## PROBLEM STATEMENT
Pick out the lines below with "JSON" and list them.

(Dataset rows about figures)
** BEGIN **

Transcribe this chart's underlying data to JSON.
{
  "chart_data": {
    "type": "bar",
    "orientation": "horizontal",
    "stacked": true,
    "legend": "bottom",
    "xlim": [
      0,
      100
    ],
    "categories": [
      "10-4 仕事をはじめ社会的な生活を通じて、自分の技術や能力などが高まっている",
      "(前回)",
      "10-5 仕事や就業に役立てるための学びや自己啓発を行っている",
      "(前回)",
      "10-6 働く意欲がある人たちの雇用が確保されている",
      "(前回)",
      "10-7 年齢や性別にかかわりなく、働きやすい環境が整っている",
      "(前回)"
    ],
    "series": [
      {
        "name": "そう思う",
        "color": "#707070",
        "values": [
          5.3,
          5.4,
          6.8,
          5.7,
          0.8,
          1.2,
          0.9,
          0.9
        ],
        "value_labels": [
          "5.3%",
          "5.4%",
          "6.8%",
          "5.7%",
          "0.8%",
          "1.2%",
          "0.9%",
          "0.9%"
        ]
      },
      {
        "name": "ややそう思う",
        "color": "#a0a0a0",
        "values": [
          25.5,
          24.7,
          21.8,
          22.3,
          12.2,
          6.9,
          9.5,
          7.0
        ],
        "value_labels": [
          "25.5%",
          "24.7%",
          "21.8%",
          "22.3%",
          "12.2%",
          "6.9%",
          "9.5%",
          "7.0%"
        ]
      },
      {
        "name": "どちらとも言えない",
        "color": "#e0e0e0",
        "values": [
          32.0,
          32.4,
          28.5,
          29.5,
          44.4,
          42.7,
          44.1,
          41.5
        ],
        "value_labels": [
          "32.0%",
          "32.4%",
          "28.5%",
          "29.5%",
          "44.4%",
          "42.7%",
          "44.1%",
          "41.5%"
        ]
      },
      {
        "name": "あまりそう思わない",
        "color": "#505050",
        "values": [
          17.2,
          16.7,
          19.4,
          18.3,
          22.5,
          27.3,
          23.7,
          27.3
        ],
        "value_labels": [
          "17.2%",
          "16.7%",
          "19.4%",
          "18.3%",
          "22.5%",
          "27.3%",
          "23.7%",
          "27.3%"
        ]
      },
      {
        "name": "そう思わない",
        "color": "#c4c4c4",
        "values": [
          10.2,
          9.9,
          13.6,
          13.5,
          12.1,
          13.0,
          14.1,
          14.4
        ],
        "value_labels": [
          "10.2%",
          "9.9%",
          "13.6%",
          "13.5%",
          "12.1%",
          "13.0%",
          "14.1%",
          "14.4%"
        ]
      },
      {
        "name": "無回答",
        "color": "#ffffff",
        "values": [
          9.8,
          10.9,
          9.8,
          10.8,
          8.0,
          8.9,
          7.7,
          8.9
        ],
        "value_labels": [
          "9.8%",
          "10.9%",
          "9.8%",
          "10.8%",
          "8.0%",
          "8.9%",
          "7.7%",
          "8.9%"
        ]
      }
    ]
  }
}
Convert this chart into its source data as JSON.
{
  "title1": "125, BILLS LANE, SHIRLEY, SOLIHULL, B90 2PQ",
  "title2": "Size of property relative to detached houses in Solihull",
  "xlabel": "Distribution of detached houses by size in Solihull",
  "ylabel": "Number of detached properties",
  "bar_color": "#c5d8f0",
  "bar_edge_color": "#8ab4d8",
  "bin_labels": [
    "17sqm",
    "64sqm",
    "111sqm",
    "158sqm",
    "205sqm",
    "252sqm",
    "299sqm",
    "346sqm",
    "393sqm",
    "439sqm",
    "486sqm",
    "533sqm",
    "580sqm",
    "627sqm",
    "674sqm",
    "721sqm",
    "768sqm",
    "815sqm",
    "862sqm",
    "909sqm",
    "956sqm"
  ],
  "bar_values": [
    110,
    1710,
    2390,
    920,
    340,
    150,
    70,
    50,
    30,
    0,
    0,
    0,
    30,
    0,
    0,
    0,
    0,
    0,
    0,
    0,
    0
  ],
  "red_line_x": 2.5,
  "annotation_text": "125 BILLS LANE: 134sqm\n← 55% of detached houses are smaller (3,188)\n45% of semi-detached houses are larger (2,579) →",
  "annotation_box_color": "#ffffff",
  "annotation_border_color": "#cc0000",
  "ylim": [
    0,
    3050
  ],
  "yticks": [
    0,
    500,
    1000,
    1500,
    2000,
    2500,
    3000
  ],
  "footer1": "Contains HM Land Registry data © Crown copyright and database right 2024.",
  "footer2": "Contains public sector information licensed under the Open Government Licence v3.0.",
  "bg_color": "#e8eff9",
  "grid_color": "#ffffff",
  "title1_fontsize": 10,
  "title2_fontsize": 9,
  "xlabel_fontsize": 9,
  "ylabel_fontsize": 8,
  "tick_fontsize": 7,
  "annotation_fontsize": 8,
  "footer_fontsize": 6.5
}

** END **

## ANSWER TO THIS TASK
Transcribe this chart's underlying data to JSON.
Convert this chart into its source data as JSON.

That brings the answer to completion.